**** Records for processing ****

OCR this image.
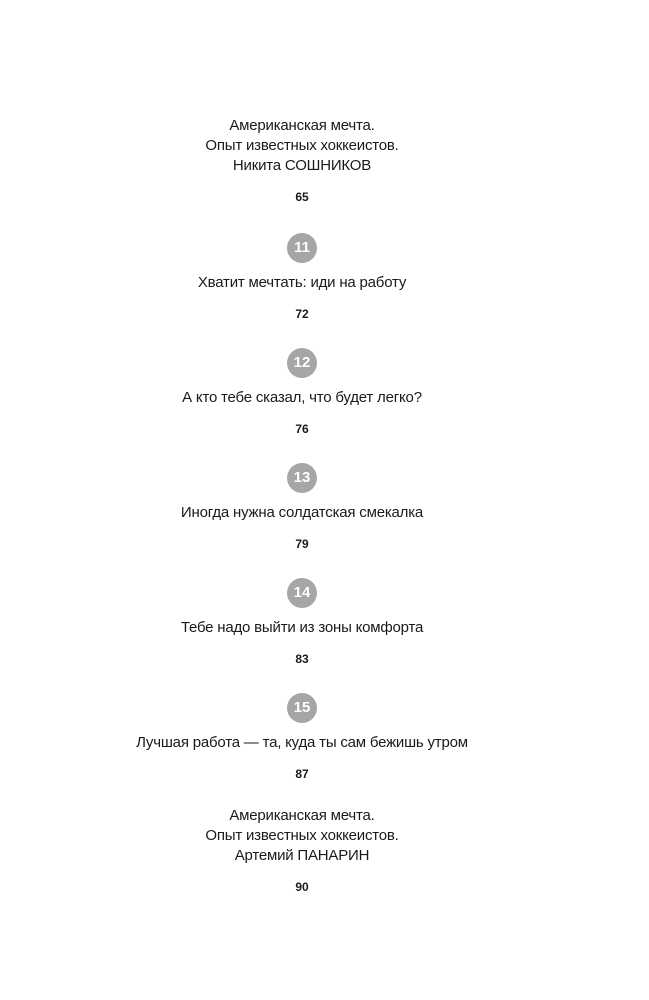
Американская мечта.
Опыт известных хоккеистов.
Никита СОШНИКОВ
65
11
Хватит мечтать: иди на работу
72
12
А кто тебе сказал, что будет легко?
76
13
Иногда нужна солдатская смекалка
79
14
Тебе надо выйти из зоны комфорта
83
15
Лучшая работа — та, куда ты сам бежишь утром
87
Американская мечта.
Опыт известных хоккеистов.
Артемий ПАНАРИН
90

****

- What needs to be done:
Copy every line of the data exactly as written, excluding the pictures.

- Solution for this problem:
OCR this image.
Американская мечта.
Опыт известных хоккеистов.
Никита СОШНИКОВ
65
11
Хватит мечтать: иди на работу
72
12
А кто тебе сказал, что будет легко?
76
13
Иногда нужна солдатская смекалка
79
14
Тебе надо выйти из зоны комфорта
83
15
Лучшая работа — та, куда ты сам бежишь утром
87
Американская мечта.
Опыт известных хоккеистов.
Артемий ПАНАРИН
90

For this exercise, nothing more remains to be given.